## TASK DESCRIPTION
Keep only the lines where "Advanced" appears.

## ENTRIES SHOWN

====

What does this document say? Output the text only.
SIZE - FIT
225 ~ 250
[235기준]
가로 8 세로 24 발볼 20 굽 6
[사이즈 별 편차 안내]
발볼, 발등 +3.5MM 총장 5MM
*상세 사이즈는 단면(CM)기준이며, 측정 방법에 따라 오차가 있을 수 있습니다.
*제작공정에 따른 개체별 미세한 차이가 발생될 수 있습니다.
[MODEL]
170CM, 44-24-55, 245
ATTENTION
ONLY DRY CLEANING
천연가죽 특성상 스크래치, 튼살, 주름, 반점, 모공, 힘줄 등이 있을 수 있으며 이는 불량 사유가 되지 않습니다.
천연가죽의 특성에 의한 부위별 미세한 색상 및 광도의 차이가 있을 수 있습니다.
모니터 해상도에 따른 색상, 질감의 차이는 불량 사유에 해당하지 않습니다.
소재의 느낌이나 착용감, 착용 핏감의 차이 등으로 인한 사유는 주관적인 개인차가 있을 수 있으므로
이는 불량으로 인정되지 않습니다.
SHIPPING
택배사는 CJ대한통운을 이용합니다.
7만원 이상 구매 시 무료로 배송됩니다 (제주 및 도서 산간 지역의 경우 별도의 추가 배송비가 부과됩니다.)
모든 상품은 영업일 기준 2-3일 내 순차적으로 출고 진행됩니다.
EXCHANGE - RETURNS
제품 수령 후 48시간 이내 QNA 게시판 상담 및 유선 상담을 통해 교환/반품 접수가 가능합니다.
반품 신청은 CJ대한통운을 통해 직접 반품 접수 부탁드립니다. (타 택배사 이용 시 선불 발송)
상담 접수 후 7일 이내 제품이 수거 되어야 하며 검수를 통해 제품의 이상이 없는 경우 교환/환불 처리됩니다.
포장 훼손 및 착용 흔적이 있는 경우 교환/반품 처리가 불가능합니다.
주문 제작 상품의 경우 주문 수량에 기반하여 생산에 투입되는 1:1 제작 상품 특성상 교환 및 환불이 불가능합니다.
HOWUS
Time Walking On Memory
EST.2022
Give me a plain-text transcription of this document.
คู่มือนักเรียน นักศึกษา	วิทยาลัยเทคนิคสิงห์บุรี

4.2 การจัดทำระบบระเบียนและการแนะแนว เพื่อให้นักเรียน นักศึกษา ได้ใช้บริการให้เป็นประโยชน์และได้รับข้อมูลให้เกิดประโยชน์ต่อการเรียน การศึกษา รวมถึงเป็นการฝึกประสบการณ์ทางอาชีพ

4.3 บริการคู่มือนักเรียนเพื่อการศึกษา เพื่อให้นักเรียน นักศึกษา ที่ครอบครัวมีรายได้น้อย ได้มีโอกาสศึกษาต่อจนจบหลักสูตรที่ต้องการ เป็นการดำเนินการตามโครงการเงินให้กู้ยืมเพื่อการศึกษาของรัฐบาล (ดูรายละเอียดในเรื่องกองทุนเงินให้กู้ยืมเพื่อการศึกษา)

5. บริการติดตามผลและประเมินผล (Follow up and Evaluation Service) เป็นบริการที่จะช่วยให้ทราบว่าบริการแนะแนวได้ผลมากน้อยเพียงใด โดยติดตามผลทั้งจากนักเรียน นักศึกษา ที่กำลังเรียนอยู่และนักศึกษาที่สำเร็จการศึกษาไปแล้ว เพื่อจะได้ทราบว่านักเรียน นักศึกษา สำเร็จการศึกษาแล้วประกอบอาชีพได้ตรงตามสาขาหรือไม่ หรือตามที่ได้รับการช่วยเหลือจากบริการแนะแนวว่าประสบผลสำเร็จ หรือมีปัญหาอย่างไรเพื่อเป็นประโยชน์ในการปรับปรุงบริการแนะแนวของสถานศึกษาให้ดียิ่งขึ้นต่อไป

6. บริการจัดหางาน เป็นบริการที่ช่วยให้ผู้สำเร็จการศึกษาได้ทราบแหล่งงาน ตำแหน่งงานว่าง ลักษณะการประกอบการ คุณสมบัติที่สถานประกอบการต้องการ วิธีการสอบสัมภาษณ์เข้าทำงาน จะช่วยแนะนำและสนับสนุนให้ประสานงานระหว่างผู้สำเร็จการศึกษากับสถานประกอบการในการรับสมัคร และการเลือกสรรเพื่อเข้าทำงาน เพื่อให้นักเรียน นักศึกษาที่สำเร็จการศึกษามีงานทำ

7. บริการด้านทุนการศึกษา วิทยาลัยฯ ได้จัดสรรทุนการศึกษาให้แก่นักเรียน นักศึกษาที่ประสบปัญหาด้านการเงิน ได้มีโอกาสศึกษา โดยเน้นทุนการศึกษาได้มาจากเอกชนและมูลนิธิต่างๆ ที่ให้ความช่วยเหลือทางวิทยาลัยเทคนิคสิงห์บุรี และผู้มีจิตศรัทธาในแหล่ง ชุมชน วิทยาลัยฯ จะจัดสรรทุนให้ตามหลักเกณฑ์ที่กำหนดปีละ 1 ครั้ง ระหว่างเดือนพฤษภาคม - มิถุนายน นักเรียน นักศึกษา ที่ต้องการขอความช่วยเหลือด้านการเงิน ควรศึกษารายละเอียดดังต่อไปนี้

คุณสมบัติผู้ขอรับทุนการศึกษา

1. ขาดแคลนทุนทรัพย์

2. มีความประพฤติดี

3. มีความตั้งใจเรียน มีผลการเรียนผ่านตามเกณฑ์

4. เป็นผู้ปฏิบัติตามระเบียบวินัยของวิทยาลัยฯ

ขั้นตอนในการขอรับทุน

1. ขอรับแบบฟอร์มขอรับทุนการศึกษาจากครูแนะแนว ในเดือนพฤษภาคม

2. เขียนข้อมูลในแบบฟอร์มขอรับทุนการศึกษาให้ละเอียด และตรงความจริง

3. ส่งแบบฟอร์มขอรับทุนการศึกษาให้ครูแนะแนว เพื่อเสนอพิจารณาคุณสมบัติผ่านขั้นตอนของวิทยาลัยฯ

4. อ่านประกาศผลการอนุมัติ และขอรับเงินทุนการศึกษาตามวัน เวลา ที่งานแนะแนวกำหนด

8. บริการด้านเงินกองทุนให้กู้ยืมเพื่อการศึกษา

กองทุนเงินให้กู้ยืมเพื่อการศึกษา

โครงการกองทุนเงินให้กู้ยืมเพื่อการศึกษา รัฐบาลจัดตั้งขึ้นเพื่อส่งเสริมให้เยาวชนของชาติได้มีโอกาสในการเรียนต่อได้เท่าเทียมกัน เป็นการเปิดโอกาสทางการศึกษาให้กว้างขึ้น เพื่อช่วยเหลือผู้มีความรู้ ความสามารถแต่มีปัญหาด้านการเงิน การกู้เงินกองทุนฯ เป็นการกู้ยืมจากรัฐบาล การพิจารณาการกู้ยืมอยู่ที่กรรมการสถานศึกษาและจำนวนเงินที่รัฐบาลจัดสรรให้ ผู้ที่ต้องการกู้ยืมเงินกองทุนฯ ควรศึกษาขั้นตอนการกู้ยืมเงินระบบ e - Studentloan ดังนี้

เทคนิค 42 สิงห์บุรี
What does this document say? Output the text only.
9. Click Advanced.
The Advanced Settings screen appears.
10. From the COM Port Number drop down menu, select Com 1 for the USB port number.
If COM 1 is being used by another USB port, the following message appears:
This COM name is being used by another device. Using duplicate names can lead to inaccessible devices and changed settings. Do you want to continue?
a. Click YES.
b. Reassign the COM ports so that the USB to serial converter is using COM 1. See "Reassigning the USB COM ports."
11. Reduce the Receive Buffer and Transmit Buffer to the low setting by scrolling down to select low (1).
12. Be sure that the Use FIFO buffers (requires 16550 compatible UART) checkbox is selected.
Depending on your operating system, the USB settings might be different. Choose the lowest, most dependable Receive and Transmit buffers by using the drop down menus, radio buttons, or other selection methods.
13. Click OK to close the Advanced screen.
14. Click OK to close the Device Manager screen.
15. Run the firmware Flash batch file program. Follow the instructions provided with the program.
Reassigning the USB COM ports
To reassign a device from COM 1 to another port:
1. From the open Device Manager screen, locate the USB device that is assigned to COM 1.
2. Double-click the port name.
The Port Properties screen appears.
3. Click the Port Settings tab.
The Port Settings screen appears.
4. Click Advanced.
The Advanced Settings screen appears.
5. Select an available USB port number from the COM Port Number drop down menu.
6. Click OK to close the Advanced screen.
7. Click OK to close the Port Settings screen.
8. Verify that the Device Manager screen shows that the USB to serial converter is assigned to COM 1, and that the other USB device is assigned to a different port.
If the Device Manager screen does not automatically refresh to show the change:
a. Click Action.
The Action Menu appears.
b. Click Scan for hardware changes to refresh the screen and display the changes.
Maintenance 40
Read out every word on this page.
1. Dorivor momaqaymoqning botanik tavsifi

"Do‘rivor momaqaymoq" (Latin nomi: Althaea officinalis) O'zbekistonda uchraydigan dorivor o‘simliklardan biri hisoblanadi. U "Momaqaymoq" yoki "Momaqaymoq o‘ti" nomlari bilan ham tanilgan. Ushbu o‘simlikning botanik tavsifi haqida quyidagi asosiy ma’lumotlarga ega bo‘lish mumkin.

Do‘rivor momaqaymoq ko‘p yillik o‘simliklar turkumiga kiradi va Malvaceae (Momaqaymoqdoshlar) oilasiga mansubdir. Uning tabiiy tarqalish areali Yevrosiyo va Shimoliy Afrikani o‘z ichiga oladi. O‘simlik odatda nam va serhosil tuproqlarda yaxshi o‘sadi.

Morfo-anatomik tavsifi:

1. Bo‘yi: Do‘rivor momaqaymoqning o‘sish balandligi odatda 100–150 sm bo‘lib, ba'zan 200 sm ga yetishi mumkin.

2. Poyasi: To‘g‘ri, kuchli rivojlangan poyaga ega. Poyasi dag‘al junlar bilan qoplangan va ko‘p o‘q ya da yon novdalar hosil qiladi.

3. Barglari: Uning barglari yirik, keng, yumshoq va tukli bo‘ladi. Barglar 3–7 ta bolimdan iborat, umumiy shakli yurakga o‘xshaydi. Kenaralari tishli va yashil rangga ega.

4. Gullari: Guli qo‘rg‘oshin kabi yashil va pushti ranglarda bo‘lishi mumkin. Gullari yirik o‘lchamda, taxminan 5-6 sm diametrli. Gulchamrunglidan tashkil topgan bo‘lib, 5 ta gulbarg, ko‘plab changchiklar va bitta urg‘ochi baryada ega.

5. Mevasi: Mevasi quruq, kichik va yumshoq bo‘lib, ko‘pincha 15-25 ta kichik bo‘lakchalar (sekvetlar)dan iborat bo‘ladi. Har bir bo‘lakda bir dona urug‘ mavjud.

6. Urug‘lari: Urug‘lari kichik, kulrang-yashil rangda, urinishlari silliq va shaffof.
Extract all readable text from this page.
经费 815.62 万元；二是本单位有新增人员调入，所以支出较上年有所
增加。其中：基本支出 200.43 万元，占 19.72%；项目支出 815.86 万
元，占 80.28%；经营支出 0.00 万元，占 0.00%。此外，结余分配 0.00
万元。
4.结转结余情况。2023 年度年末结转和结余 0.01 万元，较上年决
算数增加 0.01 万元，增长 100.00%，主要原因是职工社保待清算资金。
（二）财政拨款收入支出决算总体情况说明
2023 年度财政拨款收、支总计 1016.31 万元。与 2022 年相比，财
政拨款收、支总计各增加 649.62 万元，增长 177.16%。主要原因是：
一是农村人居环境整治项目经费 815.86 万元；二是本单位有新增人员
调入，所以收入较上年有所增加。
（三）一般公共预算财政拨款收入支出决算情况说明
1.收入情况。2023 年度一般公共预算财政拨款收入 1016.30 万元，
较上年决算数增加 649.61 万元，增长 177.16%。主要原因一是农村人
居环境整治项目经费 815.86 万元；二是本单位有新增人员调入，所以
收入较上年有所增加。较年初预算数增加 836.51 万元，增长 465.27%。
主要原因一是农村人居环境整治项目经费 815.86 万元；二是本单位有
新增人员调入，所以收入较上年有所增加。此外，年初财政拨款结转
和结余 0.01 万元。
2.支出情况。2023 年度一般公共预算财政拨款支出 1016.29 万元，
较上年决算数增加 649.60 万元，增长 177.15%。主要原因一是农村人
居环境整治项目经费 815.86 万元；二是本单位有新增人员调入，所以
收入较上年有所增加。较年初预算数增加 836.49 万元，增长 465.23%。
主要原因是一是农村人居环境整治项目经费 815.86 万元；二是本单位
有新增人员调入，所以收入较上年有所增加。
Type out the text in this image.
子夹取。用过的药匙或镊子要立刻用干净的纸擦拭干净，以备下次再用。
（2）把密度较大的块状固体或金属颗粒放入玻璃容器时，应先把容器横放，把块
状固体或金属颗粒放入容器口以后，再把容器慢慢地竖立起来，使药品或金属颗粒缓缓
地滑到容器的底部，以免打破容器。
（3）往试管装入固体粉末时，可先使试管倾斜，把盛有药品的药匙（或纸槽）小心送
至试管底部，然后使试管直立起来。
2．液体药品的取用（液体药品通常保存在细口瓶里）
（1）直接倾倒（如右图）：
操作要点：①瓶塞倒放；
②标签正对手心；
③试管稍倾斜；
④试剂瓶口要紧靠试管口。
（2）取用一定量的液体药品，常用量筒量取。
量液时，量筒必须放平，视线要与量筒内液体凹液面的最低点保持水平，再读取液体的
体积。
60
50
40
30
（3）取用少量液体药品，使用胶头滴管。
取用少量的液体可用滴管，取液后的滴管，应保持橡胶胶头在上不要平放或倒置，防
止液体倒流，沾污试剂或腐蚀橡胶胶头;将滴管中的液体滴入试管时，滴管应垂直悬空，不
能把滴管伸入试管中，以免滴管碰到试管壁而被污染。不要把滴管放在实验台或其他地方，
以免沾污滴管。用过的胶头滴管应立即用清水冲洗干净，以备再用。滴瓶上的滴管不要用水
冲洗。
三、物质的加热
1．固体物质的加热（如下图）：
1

====

## REPLY TO THE TASK
9. Click Advanced.
The Advanced Settings screen appears.
13. Click OK to close the Advanced screen.
4. Click Advanced.
The Advanced Settings screen appears.
6. Click OK to close the Advanced screen.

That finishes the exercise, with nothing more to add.